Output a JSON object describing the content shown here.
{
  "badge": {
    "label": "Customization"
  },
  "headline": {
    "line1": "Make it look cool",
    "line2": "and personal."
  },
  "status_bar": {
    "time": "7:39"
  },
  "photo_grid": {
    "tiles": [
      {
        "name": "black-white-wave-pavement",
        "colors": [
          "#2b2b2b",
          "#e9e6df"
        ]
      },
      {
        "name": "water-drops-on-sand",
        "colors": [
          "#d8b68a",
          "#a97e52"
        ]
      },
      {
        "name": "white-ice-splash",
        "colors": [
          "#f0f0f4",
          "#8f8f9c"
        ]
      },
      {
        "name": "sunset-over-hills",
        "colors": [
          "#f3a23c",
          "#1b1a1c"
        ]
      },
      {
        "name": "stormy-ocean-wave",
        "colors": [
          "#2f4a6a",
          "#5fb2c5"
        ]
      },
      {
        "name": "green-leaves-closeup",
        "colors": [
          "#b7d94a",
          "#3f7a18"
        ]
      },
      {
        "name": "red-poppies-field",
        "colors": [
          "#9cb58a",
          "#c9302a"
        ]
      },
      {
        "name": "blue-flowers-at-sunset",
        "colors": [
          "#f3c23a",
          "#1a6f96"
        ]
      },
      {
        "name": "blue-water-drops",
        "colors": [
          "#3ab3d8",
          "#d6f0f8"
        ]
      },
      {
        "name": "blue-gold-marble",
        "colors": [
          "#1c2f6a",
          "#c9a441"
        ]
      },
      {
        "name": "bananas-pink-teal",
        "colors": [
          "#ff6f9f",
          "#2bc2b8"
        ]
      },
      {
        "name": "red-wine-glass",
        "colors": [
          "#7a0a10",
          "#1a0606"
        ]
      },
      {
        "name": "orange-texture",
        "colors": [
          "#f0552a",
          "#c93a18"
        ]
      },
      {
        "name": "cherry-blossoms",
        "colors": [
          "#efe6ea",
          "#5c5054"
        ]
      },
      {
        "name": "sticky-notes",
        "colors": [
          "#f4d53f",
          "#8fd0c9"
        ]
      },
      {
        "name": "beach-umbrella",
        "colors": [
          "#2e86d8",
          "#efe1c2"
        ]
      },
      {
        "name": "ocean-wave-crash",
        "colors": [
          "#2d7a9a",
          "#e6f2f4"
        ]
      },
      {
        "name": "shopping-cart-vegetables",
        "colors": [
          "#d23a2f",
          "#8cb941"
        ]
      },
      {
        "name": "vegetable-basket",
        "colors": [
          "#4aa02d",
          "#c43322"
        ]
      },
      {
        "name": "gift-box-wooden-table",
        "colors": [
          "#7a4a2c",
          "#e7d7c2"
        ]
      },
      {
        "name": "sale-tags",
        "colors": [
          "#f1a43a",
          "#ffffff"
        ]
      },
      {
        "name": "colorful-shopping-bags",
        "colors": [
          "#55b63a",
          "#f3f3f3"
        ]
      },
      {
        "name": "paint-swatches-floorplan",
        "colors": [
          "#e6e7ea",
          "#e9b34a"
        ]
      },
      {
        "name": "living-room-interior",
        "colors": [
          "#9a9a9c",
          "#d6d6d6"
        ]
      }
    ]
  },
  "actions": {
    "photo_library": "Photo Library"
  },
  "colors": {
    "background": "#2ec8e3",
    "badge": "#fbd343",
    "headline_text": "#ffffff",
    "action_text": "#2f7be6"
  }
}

***

Instructions to follow: Copy out every line of the listing that includes the string "shopping".

Answer for this exercise:
        "name": "shopping-cart-vegetables",
        "name": "colorful-shopping-bags",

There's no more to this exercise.